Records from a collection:

====

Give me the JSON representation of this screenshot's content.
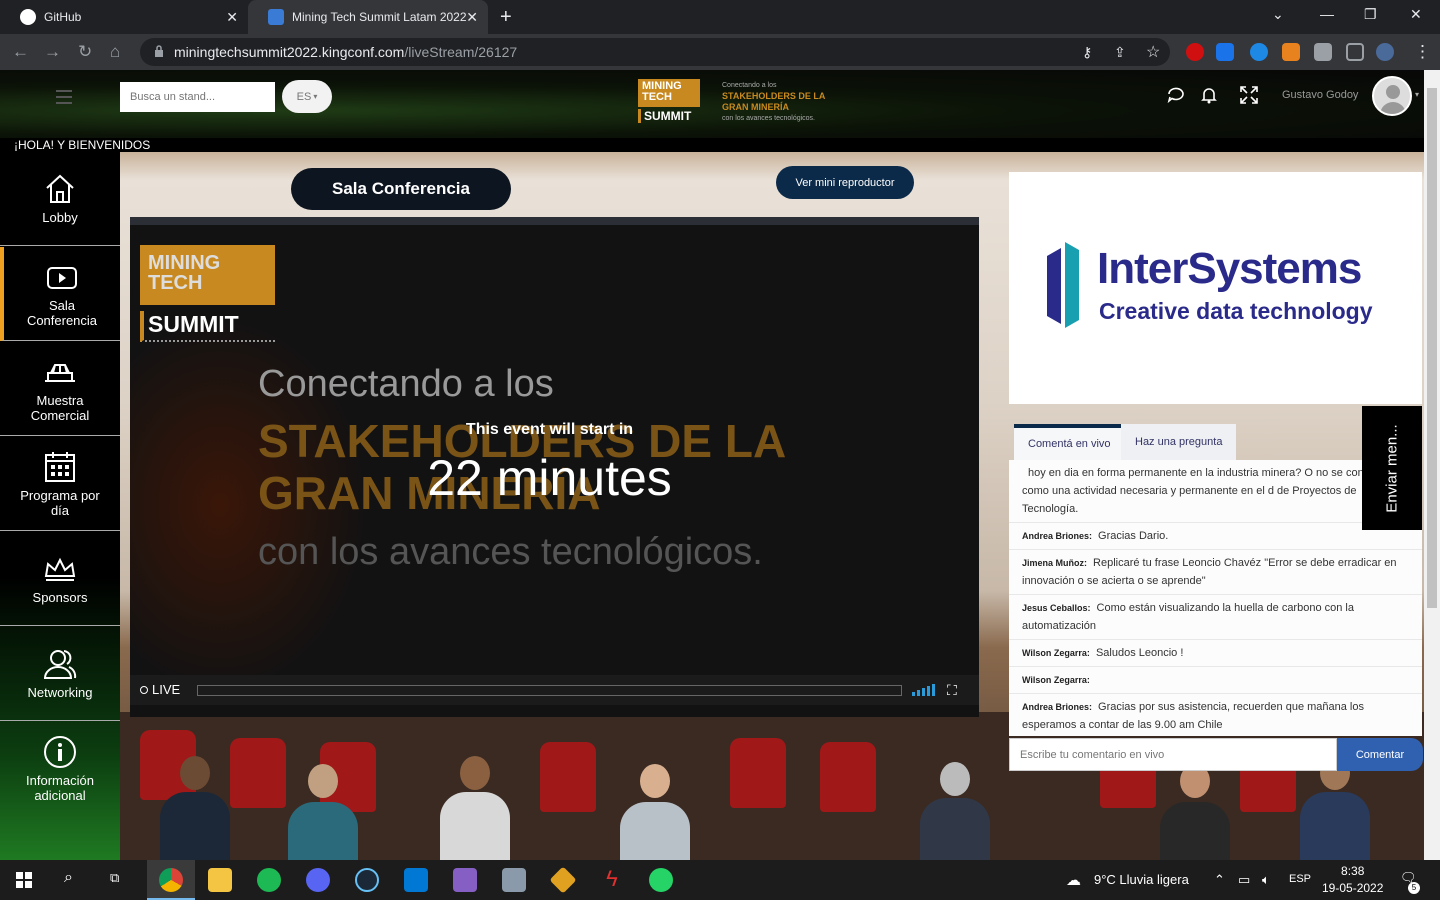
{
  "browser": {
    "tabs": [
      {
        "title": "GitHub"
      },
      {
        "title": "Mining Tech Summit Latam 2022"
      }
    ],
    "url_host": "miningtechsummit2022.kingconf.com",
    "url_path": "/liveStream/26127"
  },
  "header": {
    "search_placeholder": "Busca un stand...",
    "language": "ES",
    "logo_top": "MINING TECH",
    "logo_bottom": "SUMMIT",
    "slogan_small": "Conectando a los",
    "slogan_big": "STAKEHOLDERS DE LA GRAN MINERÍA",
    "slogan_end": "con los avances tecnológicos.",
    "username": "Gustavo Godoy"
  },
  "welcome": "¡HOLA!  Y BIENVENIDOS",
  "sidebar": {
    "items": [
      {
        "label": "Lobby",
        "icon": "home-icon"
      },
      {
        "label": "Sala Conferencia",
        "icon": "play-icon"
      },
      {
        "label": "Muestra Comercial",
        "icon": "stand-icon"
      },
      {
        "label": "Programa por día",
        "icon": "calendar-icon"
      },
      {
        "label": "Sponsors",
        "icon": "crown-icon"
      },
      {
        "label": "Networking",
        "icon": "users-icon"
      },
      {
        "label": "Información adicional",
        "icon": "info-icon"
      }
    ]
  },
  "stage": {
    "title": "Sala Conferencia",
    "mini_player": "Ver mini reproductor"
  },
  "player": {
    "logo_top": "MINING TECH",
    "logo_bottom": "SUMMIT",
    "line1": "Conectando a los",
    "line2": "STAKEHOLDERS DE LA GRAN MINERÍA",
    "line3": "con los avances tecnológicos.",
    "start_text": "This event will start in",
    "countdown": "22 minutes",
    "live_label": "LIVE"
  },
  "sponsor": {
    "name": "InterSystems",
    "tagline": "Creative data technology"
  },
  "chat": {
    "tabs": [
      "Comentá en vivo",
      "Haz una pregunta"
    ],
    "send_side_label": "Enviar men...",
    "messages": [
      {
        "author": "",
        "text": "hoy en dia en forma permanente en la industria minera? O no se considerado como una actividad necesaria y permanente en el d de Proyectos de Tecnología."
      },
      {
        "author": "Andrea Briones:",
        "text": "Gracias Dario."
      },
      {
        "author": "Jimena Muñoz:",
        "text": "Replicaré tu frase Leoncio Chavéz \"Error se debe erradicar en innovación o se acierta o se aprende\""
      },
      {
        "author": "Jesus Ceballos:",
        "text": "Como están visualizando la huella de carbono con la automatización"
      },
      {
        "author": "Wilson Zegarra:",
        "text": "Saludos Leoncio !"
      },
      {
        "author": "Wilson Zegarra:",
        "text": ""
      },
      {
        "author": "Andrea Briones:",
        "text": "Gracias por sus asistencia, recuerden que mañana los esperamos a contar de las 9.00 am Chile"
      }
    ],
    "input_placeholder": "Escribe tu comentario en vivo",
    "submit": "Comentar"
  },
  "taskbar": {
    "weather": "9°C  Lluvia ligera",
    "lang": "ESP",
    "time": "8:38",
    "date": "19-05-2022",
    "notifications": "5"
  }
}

====

Without the pictures, retype the whole of the material above exactly.

▸ Task solution
Give me the JSON representation of this screenshot's content.
{
  "browser": {
    "tabs": [
      {
        "title": "GitHub"
      },
      {
        "title": "Mining Tech Summit Latam 2022"
      }
    ],
    "url_host": "miningtechsummit2022.kingconf.com",
    "url_path": "/liveStream/26127"
  },
  "header": {
    "search_placeholder": "Busca un stand...",
    "language": "ES",
    "logo_top": "MINING TECH",
    "logo_bottom": "SUMMIT",
    "slogan_small": "Conectando a los",
    "slogan_big": "STAKEHOLDERS DE LA GRAN MINERÍA",
    "slogan_end": "con los avances tecnológicos.",
    "username": "Gustavo Godoy"
  },
  "welcome": "¡HOLA!  Y BIENVENIDOS",
  "sidebar": {
    "items": [
      {
        "label": "Lobby",
        "icon": "home-icon"
      },
      {
        "label": "Sala Conferencia",
        "icon": "play-icon"
      },
      {
        "label": "Muestra Comercial",
        "icon": "stand-icon"
      },
      {
        "label": "Programa por día",
        "icon": "calendar-icon"
      },
      {
        "label": "Sponsors",
        "icon": "crown-icon"
      },
      {
        "label": "Networking",
        "icon": "users-icon"
      },
      {
        "label": "Información adicional",
        "icon": "info-icon"
      }
    ]
  },
  "stage": {
    "title": "Sala Conferencia",
    "mini_player": "Ver mini reproductor"
  },
  "player": {
    "logo_top": "MINING TECH",
    "logo_bottom": "SUMMIT",
    "line1": "Conectando a los",
    "line2": "STAKEHOLDERS DE LA GRAN MINERÍA",
    "line3": "con los avances tecnológicos.",
    "start_text": "This event will start in",
    "countdown": "22 minutes",
    "live_label": "LIVE"
  },
  "sponsor": {
    "name": "InterSystems",
    "tagline": "Creative data technology"
  },
  "chat": {
    "tabs": [
      "Comentá en vivo",
      "Haz una pregunta"
    ],
    "send_side_label": "Enviar men...",
    "messages": [
      {
        "author": "",
        "text": "hoy en dia en forma permanente en la industria minera? O no se considerado como una actividad necesaria y permanente en el d de Proyectos de Tecnología."
      },
      {
        "author": "Andrea Briones:",
        "text": "Gracias Dario."
      },
      {
        "author": "Jimena Muñoz:",
        "text": "Replicaré tu frase Leoncio Chavéz \"Error se debe erradicar en innovación o se acierta o se aprende\""
      },
      {
        "author": "Jesus Ceballos:",
        "text": "Como están visualizando la huella de carbono con la automatización"
      },
      {
        "author": "Wilson Zegarra:",
        "text": "Saludos Leoncio !"
      },
      {
        "author": "Wilson Zegarra:",
        "text": ""
      },
      {
        "author": "Andrea Briones:",
        "text": "Gracias por sus asistencia, recuerden que mañana los esperamos a contar de las 9.00 am Chile"
      }
    ],
    "input_placeholder": "Escribe tu comentario en vivo",
    "submit": "Comentar"
  },
  "taskbar": {
    "weather": "9°C  Lluvia ligera",
    "lang": "ESP",
    "time": "8:38",
    "date": "19-05-2022",
    "notifications": "5"
  }
}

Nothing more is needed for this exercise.